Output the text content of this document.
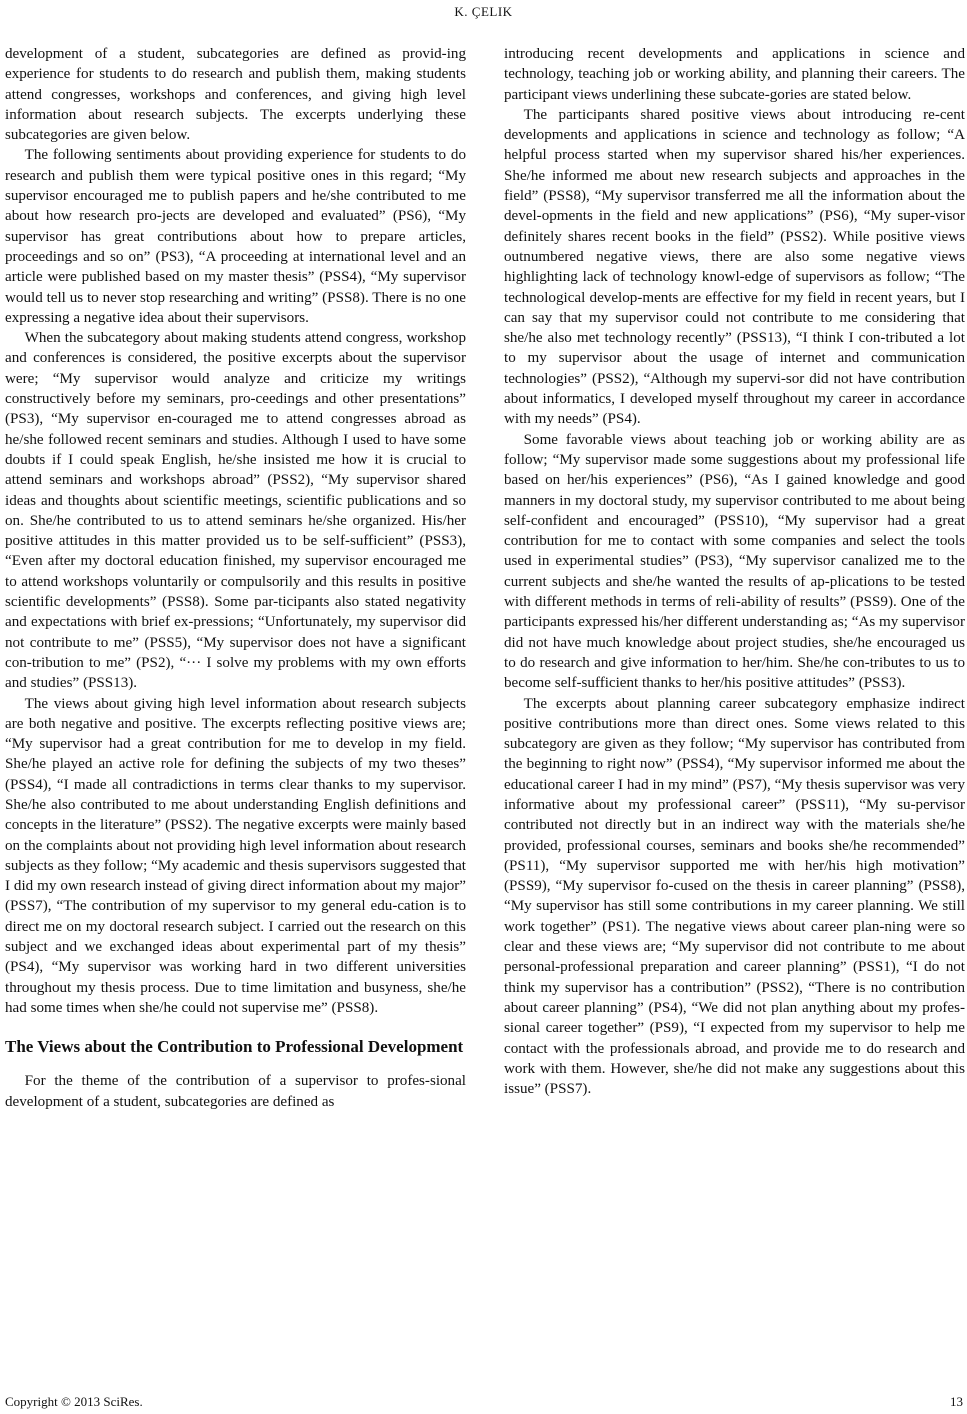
K. ÇELIK

development of a student, subcategories are defined as provid-ing experience for students to do research and publish them, making students attend congresses, workshops and conferences, and giving high level information about research subjects. The excerpts underlying these subcategories are given below.

The following sentiments about providing experience for students to do research and publish them were typical positive ones in this regard; “My supervisor encouraged me to publish papers and he/she contributed to me about how research pro-jects are developed and evaluated” (PS6), “My supervisor has great contributions about how to prepare articles, proceedings and so on” (PS3), “A proceeding at international level and an article were published based on my master thesis” (PSS4), “My supervisor would tell us to never stop researching and writing” (PSS8). There is no one expressing a negative idea about their supervisors.

When the subcategory about making students attend congress, workshop and conferences is considered, the positive excerpts about the supervisor were; “My supervisor would analyze and criticize my writings constructively before my seminars, pro-ceedings and other presentations” (PS3), “My supervisor en-couraged me to attend congresses abroad as he/she followed recent seminars and studies. Although I used to have some doubts if I could speak English, he/she insisted me how it is crucial to attend seminars and workshops abroad” (PSS2), “My supervisor shared ideas and thoughts about scientific meetings, scientific publications and so on. She/he contributed to us to attend seminars he/she organized. His/her positive attitudes in this matter provided us to be self-sufficient” (PSS3), “Even after my doctoral education finished, my supervisor encouraged me to attend workshops voluntarily or compulsorily and this results in positive scientific developments” (PSS8). Some par-ticipants also stated negativity and expectations with brief ex-pressions; “Unfortunately, my supervisor did not contribute to me” (PSS5), “My supervisor does not have a significant con-tribution to me” (PS2), “··· I solve my problems with my own efforts and studies” (PSS13).

The views about giving high level information about research subjects are both negative and positive. The excerpts reflecting positive views are; “My supervisor had a great contribution for me to develop in my field. She/he played an active role for defining the subjects of my two theses” (PSS4), “I made all contradictions in terms clear thanks to my supervisor. She/he also contributed to me about understanding English definitions and concepts in the literature” (PSS2). The negative excerpts were mainly based on the complaints about not providing high level information about research subjects as they follow; “My academic and thesis supervisors suggested that I did my own research instead of giving direct information about my major” (PSS7), “The contribution of my supervisor to my general edu-cation is to direct me on my doctoral research subject. I carried out the research on this subject and we exchanged ideas about experimental part of my thesis” (PS4), “My supervisor was working hard in two different universities throughout my thesis process. Due to time limitation and busyness, she/he had some times when she/he could not supervise me” (PSS8).

The Views about the Contribution to Professional Development

For the theme of the contribution of a supervisor to profes-sional development of a student, subcategories are defined as

introducing recent developments and applications in science and technology, teaching job or working ability, and planning their careers. The participant views underlining these subcate-gories are stated below.

The participants shared positive views about introducing re-cent developments and applications in science and technology as follow; “A helpful process started when my supervisor shared his/her experiences. She/he informed me about new research subjects and approaches in the field” (PSS8), “My supervisor transferred me all the information about the devel-opments in the field and new applications” (PS6), “My super-visor definitely shares recent books in the field” (PSS2). While positive views outnumbered negative views, there are also some negative views highlighting lack of technology knowl-edge of supervisors as follow; “The technological develop-ments are effective for my field in recent years, but I can say that my supervisor could not contribute to me considering that she/he also met technology recently” (PSS13), “I think I con-tributed a lot to my supervisor about the usage of internet and communication technologies” (PSS2), “Although my supervi-sor did not have contribution about informatics, I developed myself throughout my career in accordance with my needs” (PS4).

Some favorable views about teaching job or working ability are as follow; “My supervisor made some suggestions about my professional life based on her/his experiences” (PS6), “As I gained knowledge and good manners in my doctoral study, my supervisor contributed to me about being self-confident and encouraged” (PSS10), “My supervisor had a great contribution for me to contact with some companies and select the tools used in experimental studies” (PS3), “My supervisor canalized me to the current subjects and she/he wanted the results of ap-plications to be tested with different methods in terms of reli-ability of results” (PSS9). One of the participants expressed his/her different understanding as; “As my supervisor did not have much knowledge about project studies, she/he encouraged us to do research and give information to her/him. She/he con-tributes to us to become self-sufficient thanks to her/his positive attitudes” (PSS3).

The excerpts about planning career subcategory emphasize indirect positive contributions more than direct ones. Some views related to this subcategory are given as they follow; “My supervisor has contributed from the beginning to right now” (PSS4), “My supervisor informed me about the educational career I had in my mind” (PS7), “My thesis supervisor was very informative about my professional career” (PSS11), “My su-pervisor contributed not directly but in an indirect way with the materials she/he provided, professional courses, seminars and books she/he recommended” (PS11), “My supervisor supported me with her/his high motivation” (PSS9), “My supervisor fo-cused on the thesis in career planning” (PSS8), “My supervisor has still some contributions in my career planning. We still work together” (PS1). The negative views about career plan-ning were so clear and these views are; “My supervisor did not contribute to me about personal-professional preparation and career planning” (PSS1), “I do not think my supervisor has a contribution” (PSS2), “There is no contribution about career planning” (PS4), “We did not plan anything about my profes-sional career together” (PS9), “I expected from my supervisor to help me contact with the professionals abroad, and provide me to do research and work with them. However, she/he did not make any suggestions about this issue” (PSS7).

Copyright © 2013 SciRes.	13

= = =

Do this: Output every entry word for word, but omit the pictures.

Task result:
Output the text content of this document.
K. ÇELIK

development of a student, subcategories are defined as provid-ing experience for students to do research and publish them, making students attend congresses, workshops and conferences, and giving high level information about research subjects. The excerpts underlying these subcategories are given below.

The following sentiments about providing experience for students to do research and publish them were typical positive ones in this regard; “My supervisor encouraged me to publish papers and he/she contributed to me about how research pro-jects are developed and evaluated” (PS6), “My supervisor has great contributions about how to prepare articles, proceedings and so on” (PS3), “A proceeding at international level and an article were published based on my master thesis” (PSS4), “My supervisor would tell us to never stop researching and writing” (PSS8). There is no one expressing a negative idea about their supervisors.

When the subcategory about making students attend congress, workshop and conferences is considered, the positive excerpts about the supervisor were; “My supervisor would analyze and criticize my writings constructively before my seminars, pro-ceedings and other presentations” (PS3), “My supervisor en-couraged me to attend congresses abroad as he/she followed recent seminars and studies. Although I used to have some doubts if I could speak English, he/she insisted me how it is crucial to attend seminars and workshops abroad” (PSS2), “My supervisor shared ideas and thoughts about scientific meetings, scientific publications and so on. She/he contributed to us to attend seminars he/she organized. His/her positive attitudes in this matter provided us to be self-sufficient” (PSS3), “Even after my doctoral education finished, my supervisor encouraged me to attend workshops voluntarily or compulsorily and this results in positive scientific developments” (PSS8). Some par-ticipants also stated negativity and expectations with brief ex-pressions; “Unfortunately, my supervisor did not contribute to me” (PSS5), “My supervisor does not have a significant con-tribution to me” (PS2), “··· I solve my problems with my own efforts and studies” (PSS13).

The views about giving high level information about research subjects are both negative and positive. The excerpts reflecting positive views are; “My supervisor had a great contribution for me to develop in my field. She/he played an active role for defining the subjects of my two theses” (PSS4), “I made all contradictions in terms clear thanks to my supervisor. She/he also contributed to me about understanding English definitions and concepts in the literature” (PSS2). The negative excerpts were mainly based on the complaints about not providing high level information about research subjects as they follow; “My academic and thesis supervisors suggested that I did my own research instead of giving direct information about my major” (PSS7), “The contribution of my supervisor to my general edu-cation is to direct me on my doctoral research subject. I carried out the research on this subject and we exchanged ideas about experimental part of my thesis” (PS4), “My supervisor was working hard in two different universities throughout my thesis process. Due to time limitation and busyness, she/he had some times when she/he could not supervise me” (PSS8).

The Views about the Contribution to Professional Development

For the theme of the contribution of a supervisor to profes-sional development of a student, subcategories are defined as

introducing recent developments and applications in science and technology, teaching job or working ability, and planning their careers. The participant views underlining these subcate-gories are stated below.

The participants shared positive views about introducing re-cent developments and applications in science and technology as follow; “A helpful process started when my supervisor shared his/her experiences. She/he informed me about new research subjects and approaches in the field” (PSS8), “My supervisor transferred me all the information about the devel-opments in the field and new applications” (PS6), “My super-visor definitely shares recent books in the field” (PSS2). While positive views outnumbered negative views, there are also some negative views highlighting lack of technology knowl-edge of supervisors as follow; “The technological develop-ments are effective for my field in recent years, but I can say that my supervisor could not contribute to me considering that she/he also met technology recently” (PSS13), “I think I con-tributed a lot to my supervisor about the usage of internet and communication technologies” (PSS2), “Although my supervi-sor did not have contribution about informatics, I developed myself throughout my career in accordance with my needs” (PS4).

Some favorable views about teaching job or working ability are as follow; “My supervisor made some suggestions about my professional life based on her/his experiences” (PS6), “As I gained knowledge and good manners in my doctoral study, my supervisor contributed to me about being self-confident and encouraged” (PSS10), “My supervisor had a great contribution for me to contact with some companies and select the tools used in experimental studies” (PS3), “My supervisor canalized me to the current subjects and she/he wanted the results of ap-plications to be tested with different methods in terms of reli-ability of results” (PSS9). One of the participants expressed his/her different understanding as; “As my supervisor did not have much knowledge about project studies, she/he encouraged us to do research and give information to her/him. She/he con-tributes to us to become self-sufficient thanks to her/his positive attitudes” (PSS3).

The excerpts about planning career subcategory emphasize indirect positive contributions more than direct ones. Some views related to this subcategory are given as they follow; “My supervisor has contributed from the beginning to right now” (PSS4), “My supervisor informed me about the educational career I had in my mind” (PS7), “My thesis supervisor was very informative about my professional career” (PSS11), “My su-pervisor contributed not directly but in an indirect way with the materials she/he provided, professional courses, seminars and books she/he recommended” (PS11), “My supervisor supported me with her/his high motivation” (PSS9), “My supervisor fo-cused on the thesis in career planning” (PSS8), “My supervisor has still some contributions in my career planning. We still work together” (PS1). The negative views about career plan-ning were so clear and these views are; “My supervisor did not contribute to me about personal-professional preparation and career planning” (PSS1), “I do not think my supervisor has a contribution” (PSS2), “There is no contribution about career planning” (PS4), “We did not plan anything about my profes-sional career together” (PS9), “I expected from my supervisor to help me contact with the professionals abroad, and provide me to do research and work with them. However, she/he did not make any suggestions about this issue” (PSS7).

Copyright © 2013 SciRes.	13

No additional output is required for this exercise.